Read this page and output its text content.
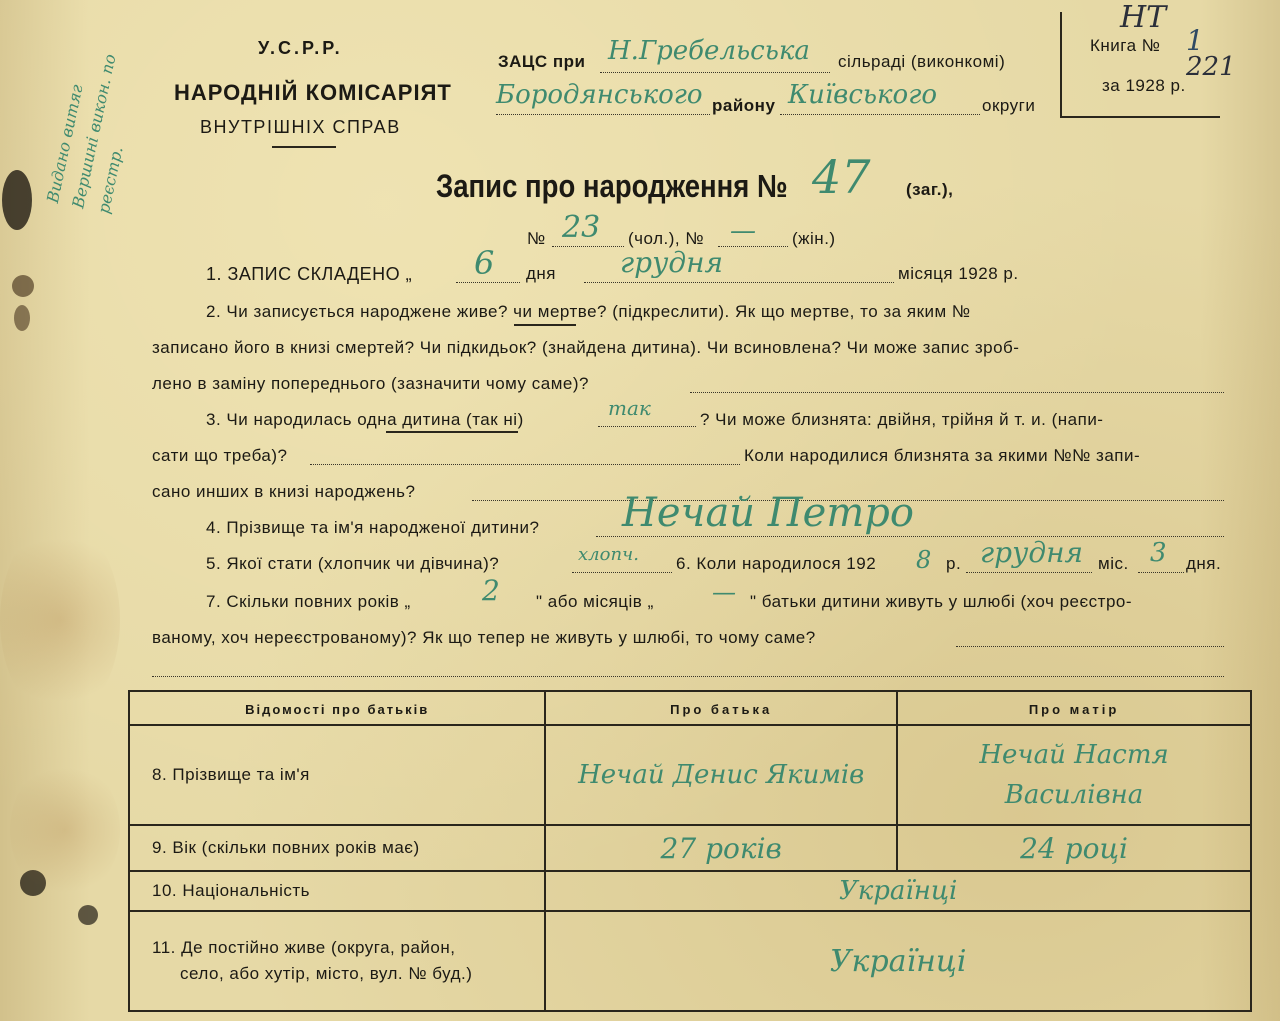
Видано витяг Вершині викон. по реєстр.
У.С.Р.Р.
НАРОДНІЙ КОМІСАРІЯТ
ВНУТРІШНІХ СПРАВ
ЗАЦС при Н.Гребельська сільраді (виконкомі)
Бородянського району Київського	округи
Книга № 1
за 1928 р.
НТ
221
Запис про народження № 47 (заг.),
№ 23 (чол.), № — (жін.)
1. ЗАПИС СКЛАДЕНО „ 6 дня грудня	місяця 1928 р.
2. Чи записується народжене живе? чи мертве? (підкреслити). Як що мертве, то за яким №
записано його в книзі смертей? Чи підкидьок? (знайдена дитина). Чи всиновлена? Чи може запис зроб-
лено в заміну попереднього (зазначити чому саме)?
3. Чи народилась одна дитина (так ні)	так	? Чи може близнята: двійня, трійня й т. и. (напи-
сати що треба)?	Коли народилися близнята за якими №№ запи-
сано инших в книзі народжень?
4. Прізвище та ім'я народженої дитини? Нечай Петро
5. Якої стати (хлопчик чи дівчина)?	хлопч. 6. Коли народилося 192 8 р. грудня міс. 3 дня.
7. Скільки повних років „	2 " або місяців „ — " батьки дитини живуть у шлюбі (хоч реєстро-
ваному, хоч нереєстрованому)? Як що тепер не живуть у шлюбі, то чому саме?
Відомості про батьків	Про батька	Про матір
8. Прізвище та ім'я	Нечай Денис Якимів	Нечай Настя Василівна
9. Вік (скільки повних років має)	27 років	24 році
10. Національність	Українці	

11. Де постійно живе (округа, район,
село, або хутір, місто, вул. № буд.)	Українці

****************************************

Search the listing for the string "дитина". Copy each line where it turns up.

Solution to the problem
записано його в книзі смертей? Чи підкидьок? (знайдена дитина). Чи всиновлена? Чи може запис зроб-
3. Чи народилась одна дитина (так ні)	так	? Чи може близнята: двійня, трійня й т. и. (напи-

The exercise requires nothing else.